- **EXTRACTED ENTRIES**
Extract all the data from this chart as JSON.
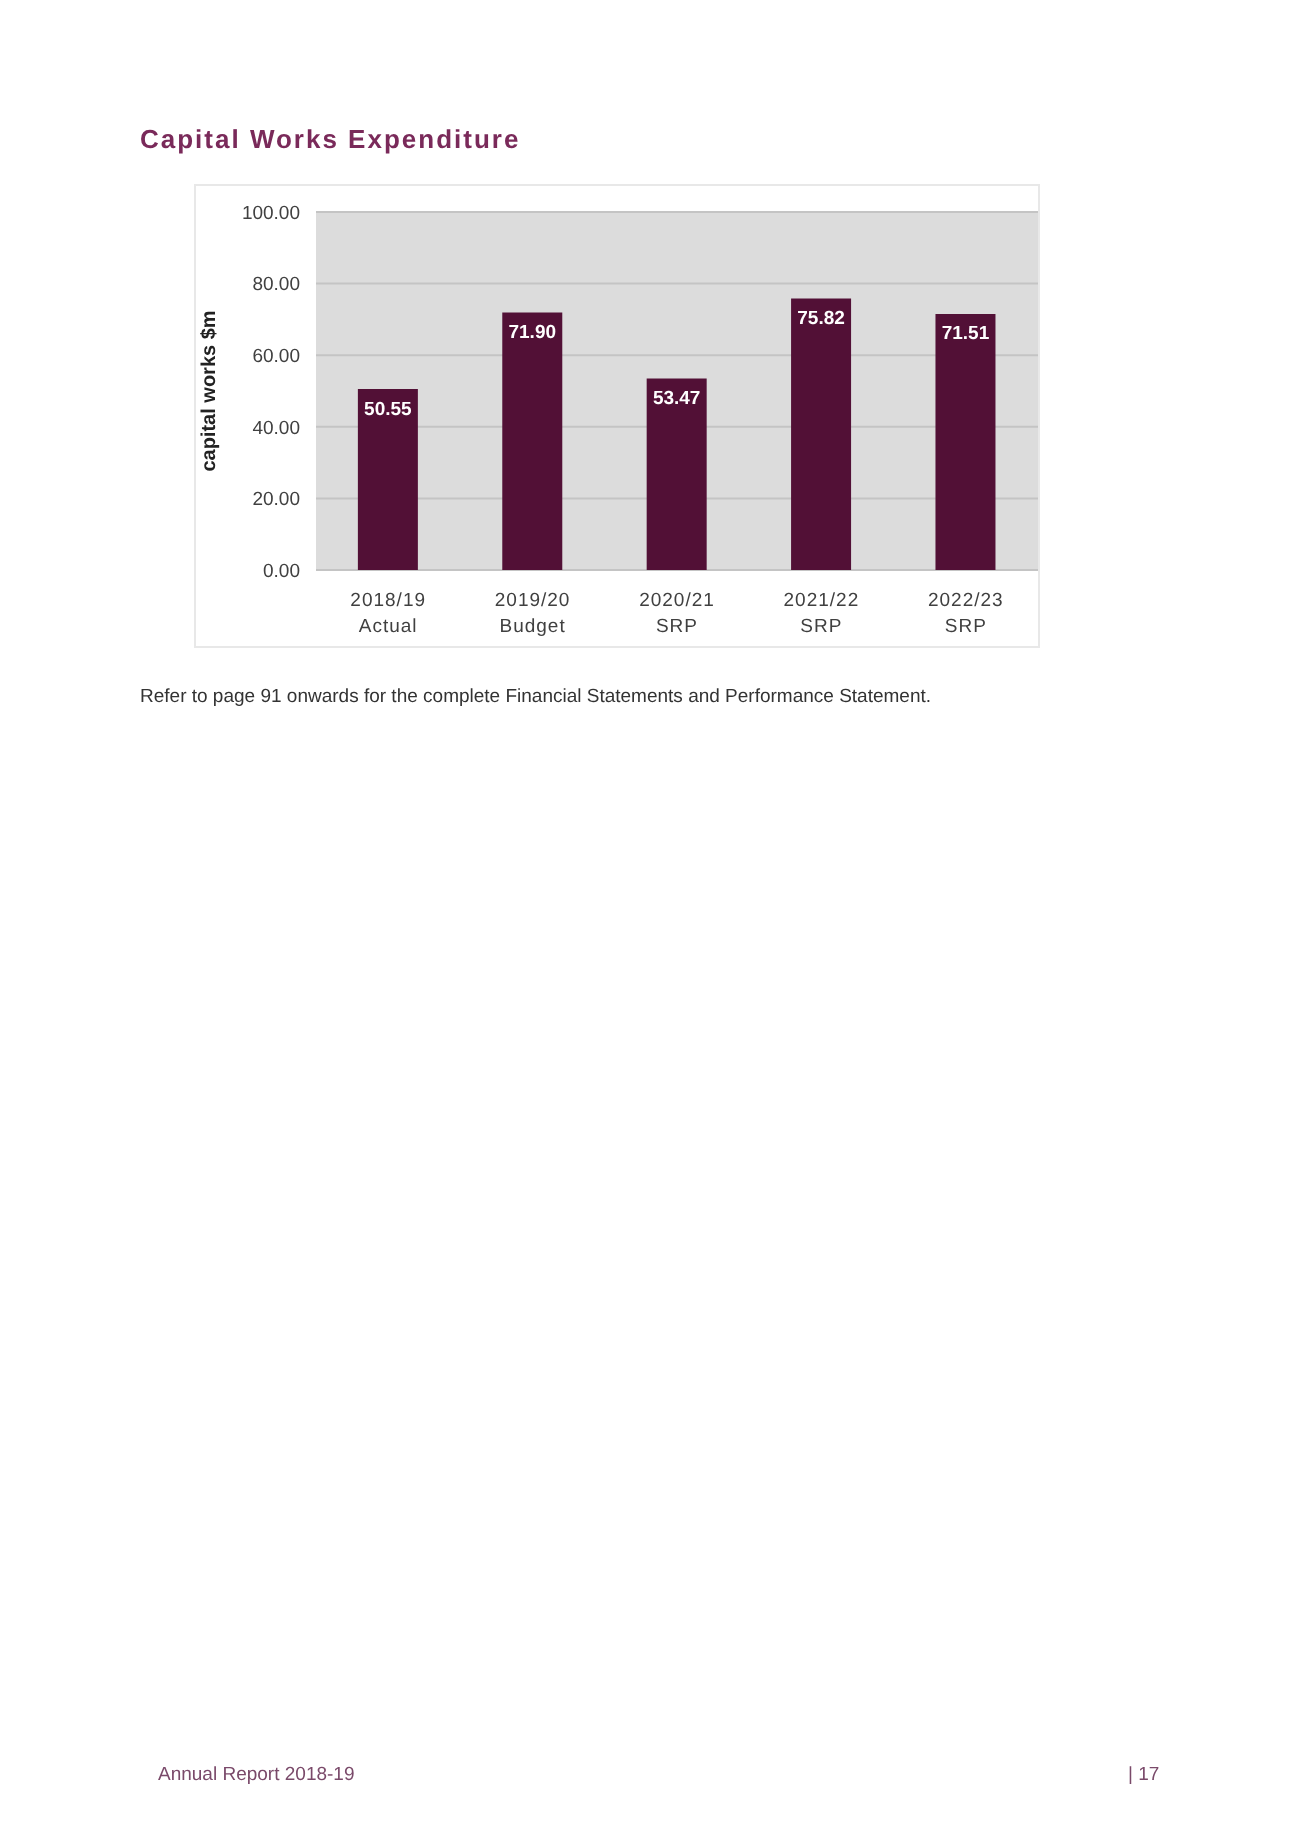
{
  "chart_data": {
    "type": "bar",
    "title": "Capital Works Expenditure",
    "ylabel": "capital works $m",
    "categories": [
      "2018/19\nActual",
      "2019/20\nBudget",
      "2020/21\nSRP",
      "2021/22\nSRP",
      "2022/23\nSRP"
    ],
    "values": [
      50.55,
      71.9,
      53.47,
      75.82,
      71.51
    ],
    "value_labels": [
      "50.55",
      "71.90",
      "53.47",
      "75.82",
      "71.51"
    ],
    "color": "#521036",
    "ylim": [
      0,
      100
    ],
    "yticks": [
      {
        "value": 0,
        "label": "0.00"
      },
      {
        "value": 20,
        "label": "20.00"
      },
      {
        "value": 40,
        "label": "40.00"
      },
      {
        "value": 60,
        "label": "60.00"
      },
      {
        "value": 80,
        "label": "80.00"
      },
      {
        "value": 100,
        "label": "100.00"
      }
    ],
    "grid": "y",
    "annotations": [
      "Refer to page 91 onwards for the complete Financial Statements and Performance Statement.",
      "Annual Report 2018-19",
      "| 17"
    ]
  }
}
---
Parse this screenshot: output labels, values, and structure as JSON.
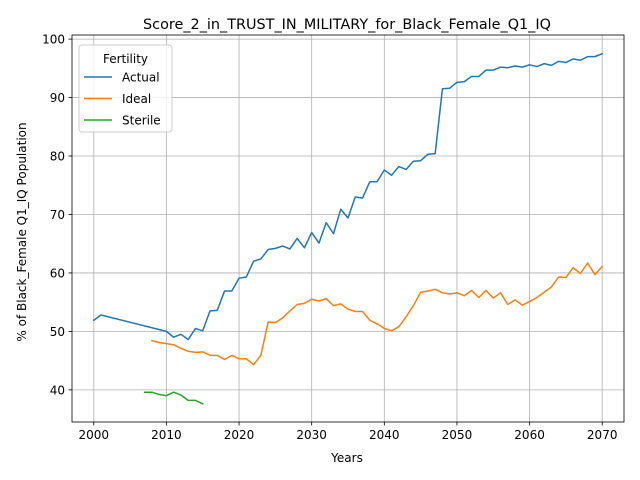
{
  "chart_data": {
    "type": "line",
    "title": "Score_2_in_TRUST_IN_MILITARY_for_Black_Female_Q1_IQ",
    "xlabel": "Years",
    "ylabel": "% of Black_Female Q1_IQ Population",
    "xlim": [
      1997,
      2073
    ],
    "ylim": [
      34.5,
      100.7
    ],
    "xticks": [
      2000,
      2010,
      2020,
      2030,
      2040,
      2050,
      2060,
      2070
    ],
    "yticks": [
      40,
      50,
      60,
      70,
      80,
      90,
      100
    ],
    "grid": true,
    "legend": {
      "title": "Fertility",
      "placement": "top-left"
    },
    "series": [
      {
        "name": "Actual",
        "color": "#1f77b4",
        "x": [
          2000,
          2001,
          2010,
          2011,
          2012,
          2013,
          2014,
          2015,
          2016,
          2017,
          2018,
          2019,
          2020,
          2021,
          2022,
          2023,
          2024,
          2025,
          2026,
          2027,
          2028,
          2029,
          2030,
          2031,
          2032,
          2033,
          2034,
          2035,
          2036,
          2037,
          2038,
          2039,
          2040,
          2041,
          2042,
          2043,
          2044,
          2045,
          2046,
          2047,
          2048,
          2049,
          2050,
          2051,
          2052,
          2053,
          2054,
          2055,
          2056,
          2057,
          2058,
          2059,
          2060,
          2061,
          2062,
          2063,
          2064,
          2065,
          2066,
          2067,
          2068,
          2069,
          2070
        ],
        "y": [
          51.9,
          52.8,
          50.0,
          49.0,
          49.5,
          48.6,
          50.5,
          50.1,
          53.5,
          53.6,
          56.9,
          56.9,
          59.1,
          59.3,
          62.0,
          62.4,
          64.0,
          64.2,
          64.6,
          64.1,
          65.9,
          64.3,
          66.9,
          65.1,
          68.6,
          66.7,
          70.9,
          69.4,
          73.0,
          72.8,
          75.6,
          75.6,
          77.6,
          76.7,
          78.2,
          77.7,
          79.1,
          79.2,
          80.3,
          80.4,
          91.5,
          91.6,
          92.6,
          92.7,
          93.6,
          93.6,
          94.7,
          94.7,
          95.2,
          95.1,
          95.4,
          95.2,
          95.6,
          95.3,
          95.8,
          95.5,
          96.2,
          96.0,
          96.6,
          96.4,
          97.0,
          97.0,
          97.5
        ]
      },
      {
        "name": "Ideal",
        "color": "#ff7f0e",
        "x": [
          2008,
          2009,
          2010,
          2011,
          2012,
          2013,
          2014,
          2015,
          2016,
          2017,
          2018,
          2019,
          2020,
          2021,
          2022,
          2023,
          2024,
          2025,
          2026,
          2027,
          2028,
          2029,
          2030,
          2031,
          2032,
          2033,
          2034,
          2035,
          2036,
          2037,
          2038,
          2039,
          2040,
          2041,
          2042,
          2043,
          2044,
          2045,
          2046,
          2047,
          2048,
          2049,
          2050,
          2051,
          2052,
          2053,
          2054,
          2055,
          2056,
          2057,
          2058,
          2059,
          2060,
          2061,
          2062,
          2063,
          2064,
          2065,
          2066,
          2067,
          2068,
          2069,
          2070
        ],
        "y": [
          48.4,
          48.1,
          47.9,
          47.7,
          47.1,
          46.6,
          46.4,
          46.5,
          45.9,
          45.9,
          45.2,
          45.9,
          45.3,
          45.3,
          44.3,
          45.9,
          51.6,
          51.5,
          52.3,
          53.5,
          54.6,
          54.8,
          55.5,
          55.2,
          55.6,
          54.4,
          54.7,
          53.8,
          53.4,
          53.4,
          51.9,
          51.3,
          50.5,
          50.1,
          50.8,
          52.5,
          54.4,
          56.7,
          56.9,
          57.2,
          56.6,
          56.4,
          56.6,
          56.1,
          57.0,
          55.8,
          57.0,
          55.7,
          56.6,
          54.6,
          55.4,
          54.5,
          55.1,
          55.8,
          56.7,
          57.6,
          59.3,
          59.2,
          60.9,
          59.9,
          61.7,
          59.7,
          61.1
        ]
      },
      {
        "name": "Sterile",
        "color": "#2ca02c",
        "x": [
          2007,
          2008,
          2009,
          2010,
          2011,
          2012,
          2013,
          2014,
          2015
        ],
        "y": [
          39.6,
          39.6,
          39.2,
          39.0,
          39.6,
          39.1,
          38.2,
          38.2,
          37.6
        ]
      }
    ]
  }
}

- **GIVEN EXERCISE**
State the number of lines in this listing that contain the string "values", and add nothing else.

- **SOLUTION TO THIS TASK**
2